▶ WHAT TO WORK ON: Go through the material and tally the lines containing the string "scooter". Give the total alone.

▶ RECORDS TO PROCESS:
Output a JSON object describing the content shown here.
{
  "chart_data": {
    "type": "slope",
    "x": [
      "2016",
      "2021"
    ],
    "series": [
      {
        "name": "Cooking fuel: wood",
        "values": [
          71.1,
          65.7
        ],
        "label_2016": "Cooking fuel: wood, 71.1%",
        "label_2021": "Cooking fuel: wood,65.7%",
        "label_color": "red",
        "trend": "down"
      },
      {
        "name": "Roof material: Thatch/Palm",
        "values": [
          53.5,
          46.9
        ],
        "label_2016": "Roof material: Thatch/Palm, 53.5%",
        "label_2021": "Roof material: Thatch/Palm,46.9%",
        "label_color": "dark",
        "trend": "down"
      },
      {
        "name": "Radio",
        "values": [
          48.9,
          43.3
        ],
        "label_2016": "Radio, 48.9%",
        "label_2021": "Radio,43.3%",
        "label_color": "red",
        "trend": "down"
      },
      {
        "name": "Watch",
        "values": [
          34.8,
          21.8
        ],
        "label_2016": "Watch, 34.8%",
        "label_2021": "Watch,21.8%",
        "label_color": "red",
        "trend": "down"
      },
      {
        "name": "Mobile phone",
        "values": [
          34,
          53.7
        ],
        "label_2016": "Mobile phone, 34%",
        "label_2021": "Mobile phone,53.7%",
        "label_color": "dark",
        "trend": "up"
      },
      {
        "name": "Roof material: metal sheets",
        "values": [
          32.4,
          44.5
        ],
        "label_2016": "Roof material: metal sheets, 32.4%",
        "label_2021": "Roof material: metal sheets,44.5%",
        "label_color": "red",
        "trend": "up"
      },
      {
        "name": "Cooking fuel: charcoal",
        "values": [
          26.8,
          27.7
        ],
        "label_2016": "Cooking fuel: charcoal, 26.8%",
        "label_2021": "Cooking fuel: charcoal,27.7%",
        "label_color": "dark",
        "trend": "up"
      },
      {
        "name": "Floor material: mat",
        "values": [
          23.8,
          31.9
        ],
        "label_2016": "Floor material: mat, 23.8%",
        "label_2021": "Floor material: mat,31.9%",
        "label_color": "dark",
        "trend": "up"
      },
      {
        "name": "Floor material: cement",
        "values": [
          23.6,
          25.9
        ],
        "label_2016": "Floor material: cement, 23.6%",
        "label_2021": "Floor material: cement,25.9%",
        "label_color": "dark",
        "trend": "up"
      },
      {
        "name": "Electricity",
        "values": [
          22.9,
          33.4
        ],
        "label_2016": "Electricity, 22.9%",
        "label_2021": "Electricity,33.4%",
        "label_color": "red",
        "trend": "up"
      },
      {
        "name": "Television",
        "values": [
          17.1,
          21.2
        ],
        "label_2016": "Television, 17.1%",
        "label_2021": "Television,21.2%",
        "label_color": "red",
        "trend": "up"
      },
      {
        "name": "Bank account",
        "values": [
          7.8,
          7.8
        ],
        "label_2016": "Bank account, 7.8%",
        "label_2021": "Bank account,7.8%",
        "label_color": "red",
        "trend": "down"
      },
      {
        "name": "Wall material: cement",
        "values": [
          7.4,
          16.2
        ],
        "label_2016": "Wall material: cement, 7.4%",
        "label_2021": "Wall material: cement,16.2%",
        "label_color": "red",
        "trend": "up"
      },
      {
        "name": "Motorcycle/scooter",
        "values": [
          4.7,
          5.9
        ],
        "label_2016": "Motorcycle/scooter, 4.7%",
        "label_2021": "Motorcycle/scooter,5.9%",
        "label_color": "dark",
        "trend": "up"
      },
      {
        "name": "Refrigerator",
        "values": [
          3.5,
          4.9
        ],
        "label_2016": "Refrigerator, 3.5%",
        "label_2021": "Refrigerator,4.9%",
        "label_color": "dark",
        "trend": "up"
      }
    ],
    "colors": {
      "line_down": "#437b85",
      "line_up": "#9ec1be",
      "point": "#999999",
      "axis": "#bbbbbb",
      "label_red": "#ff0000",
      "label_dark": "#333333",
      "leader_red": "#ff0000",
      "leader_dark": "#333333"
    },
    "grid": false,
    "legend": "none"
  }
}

▶ WRITTEN RESPONSE: 3